*Provided data*
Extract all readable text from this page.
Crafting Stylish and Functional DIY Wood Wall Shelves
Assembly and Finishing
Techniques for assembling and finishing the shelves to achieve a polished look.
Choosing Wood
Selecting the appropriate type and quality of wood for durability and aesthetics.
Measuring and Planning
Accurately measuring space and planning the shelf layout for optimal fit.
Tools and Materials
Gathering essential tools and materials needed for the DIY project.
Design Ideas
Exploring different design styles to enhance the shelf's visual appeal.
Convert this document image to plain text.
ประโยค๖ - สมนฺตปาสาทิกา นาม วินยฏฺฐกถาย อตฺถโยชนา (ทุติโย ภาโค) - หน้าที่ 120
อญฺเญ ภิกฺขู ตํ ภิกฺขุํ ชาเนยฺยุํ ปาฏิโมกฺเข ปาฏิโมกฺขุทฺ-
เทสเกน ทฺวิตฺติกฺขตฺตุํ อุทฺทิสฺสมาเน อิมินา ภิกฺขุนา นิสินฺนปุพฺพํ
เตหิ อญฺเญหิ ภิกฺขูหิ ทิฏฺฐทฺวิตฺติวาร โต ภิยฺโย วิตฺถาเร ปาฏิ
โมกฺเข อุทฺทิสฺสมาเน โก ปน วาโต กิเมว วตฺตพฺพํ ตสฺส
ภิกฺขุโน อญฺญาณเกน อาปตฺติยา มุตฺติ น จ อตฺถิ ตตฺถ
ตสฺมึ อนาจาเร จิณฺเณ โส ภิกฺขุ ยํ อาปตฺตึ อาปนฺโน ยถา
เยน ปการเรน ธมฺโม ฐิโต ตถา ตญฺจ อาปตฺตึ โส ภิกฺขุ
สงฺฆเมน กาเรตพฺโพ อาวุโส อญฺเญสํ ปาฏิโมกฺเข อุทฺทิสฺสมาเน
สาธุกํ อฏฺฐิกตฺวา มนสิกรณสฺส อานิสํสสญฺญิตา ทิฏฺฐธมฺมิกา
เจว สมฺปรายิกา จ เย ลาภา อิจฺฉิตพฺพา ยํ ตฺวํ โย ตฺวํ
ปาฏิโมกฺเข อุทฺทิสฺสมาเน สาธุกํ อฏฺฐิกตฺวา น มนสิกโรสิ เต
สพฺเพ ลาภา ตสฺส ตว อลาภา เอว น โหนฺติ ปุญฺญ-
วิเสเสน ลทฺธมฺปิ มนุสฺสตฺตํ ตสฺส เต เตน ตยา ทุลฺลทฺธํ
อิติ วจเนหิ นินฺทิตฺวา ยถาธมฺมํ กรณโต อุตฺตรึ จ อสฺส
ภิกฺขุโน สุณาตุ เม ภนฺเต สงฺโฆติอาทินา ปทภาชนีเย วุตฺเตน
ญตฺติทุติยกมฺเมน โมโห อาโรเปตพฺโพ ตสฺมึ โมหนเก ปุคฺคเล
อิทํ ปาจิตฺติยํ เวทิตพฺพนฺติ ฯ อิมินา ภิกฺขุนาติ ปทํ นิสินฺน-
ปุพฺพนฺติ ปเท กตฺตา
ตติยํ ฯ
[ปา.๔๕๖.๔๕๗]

*Work instructions*
Look through the data and gather every line with the string "this" in it.

*Problem solution*
Extract all readable text from this page.
Convert this document image to plain text.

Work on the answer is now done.